> [What the exercise asks] Could you rewrite the records starting at the line that contains "Where are 100" and ending at the line that contains "gradient-icon[interactable]: [18, 259, 42, 283]", replacing "ruler-label" with "axis-label" and leaving everything else unchanged?
-- Begin Supplied data --
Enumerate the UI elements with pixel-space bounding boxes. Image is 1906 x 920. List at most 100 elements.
-- End Supplied data --
-- Begin Supplied data --
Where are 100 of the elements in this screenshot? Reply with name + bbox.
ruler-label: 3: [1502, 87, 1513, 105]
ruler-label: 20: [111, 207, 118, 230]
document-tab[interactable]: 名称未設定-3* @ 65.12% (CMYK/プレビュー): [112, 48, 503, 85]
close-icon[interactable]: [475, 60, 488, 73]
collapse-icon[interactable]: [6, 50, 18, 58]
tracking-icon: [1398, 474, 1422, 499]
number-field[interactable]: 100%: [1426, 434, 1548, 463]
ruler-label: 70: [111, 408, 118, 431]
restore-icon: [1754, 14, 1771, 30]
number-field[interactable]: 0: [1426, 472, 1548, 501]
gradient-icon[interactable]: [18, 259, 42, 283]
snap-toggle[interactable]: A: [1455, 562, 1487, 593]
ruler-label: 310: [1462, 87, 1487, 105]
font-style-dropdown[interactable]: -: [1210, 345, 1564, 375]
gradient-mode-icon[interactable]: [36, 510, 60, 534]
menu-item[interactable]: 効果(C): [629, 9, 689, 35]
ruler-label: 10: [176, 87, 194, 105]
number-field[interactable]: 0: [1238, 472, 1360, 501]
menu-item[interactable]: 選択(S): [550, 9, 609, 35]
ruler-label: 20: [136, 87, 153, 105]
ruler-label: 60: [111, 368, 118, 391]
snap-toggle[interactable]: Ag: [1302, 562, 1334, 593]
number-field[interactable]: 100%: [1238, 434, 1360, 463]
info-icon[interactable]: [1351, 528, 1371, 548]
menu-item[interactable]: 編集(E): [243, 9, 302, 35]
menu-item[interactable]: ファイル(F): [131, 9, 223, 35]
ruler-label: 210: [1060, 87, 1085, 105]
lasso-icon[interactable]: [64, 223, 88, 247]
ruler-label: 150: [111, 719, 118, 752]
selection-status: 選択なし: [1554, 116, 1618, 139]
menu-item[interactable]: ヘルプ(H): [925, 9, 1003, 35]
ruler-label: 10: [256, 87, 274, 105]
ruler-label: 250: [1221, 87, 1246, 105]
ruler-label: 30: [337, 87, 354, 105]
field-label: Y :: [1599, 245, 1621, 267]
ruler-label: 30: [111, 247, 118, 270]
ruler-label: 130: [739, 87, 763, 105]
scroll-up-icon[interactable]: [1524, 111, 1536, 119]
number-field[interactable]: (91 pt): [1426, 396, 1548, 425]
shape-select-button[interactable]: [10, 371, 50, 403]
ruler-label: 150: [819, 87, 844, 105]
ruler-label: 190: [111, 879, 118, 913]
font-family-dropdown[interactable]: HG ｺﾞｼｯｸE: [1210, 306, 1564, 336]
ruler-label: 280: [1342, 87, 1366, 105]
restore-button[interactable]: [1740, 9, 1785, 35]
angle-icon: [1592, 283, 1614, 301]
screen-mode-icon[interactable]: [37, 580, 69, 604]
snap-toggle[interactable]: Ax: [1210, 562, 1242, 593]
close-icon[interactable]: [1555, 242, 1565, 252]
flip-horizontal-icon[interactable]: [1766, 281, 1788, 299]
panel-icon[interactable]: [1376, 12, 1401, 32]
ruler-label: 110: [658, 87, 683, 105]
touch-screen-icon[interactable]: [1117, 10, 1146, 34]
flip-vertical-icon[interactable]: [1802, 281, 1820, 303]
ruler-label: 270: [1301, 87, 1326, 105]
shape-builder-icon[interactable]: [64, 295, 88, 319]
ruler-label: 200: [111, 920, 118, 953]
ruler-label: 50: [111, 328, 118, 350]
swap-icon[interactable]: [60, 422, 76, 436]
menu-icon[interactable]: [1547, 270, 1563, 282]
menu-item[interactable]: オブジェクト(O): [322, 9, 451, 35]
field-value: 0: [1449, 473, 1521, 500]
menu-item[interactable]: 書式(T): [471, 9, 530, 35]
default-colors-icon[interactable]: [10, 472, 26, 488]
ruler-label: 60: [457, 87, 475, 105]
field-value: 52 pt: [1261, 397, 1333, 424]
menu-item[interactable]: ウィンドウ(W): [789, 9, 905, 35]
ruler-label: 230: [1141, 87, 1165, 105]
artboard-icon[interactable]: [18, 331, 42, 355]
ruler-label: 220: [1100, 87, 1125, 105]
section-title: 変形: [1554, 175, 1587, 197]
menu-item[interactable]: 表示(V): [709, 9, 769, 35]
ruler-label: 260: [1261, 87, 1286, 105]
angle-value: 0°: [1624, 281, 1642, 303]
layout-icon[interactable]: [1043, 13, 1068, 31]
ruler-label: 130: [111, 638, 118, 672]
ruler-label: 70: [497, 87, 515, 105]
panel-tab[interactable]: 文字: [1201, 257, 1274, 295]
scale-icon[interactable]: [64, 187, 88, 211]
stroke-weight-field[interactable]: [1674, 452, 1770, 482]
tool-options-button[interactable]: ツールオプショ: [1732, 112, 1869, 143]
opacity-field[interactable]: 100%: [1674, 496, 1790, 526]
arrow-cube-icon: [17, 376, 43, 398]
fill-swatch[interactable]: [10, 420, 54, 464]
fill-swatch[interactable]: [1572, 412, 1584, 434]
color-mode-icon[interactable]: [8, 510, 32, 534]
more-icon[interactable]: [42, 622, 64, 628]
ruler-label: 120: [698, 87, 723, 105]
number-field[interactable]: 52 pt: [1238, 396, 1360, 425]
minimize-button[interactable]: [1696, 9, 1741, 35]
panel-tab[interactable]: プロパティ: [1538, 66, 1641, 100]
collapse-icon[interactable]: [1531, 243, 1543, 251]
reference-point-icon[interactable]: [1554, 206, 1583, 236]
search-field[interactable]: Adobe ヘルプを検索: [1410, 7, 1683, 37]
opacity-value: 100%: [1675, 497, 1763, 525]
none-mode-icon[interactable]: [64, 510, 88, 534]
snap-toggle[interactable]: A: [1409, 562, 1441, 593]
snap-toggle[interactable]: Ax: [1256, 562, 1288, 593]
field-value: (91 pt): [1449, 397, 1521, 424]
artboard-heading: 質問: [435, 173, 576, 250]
-- End Supplied data --
> [Complete answer]
Where are 100 of the elements in this screenshot? Reply with name + bbox.
axis-label: 3: [1502, 87, 1513, 105]
axis-label: 20: [111, 207, 118, 230]
document-tab[interactable]: 名称未設定-3* @ 65.12% (CMYK/プレビュー): [112, 48, 503, 85]
close-icon[interactable]: [475, 60, 488, 73]
collapse-icon[interactable]: [6, 50, 18, 58]
tracking-icon: [1398, 474, 1422, 499]
number-field[interactable]: 100%: [1426, 434, 1548, 463]
axis-label: 70: [111, 408, 118, 431]
restore-icon: [1754, 14, 1771, 30]
number-field[interactable]: 0: [1426, 472, 1548, 501]
gradient-icon[interactable]: [18, 259, 42, 283]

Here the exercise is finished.